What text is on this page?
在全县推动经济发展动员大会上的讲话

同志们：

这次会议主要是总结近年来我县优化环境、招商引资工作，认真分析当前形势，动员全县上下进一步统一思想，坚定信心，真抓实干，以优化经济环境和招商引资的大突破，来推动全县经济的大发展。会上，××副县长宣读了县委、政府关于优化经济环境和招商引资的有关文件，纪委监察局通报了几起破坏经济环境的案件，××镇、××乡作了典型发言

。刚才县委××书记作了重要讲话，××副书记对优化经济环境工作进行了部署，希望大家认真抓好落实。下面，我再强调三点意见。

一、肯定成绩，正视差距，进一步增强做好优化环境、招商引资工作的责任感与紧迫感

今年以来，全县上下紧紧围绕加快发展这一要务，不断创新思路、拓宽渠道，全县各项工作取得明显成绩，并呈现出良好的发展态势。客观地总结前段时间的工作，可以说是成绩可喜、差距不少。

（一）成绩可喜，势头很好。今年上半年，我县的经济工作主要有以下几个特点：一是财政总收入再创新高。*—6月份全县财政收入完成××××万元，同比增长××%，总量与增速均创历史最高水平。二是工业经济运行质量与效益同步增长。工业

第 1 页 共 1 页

■ WHAT TO PRODUCE ■
Return each entry from above without altering a single character.

■ ANSWER TO THIS TASK ■
What text is on this page?
在全县推动经济发展动员大会上的讲话

同志们：

这次会议主要是总结近年来我县优化环境、招商引资工作，认真分析当前形势，动员全县上下进一步统一思想，坚定信心，真抓实干，以优化经济环境和招商引资的大突破，来推动全县经济的大发展。会上，××副县长宣读了县委、政府关于优化经济环境和招商引资的有关文件，纪委监察局通报了几起破坏经济环境的案件，××镇、××乡作了典型发言

。刚才县委××书记作了重要讲话，××副书记对优化经济环境工作进行了部署，希望大家认真抓好落实。下面，我再强调三点意见。

一、肯定成绩，正视差距，进一步增强做好优化环境、招商引资工作的责任感与紧迫感

今年以来，全县上下紧紧围绕加快发展这一要务，不断创新思路、拓宽渠道，全县各项工作取得明显成绩，并呈现出良好的发展态势。客观地总结前段时间的工作，可以说是成绩可喜、差距不少。

（一）成绩可喜，势头很好。今年上半年，我县的经济工作主要有以下几个特点：一是财政总收入再创新高。*—6月份全县财政收入完成××××万元，同比增长××%，总量与增速均创历史最高水平。二是工业经济运行质量与效益同步增长。工业

第 1 页 共 1 页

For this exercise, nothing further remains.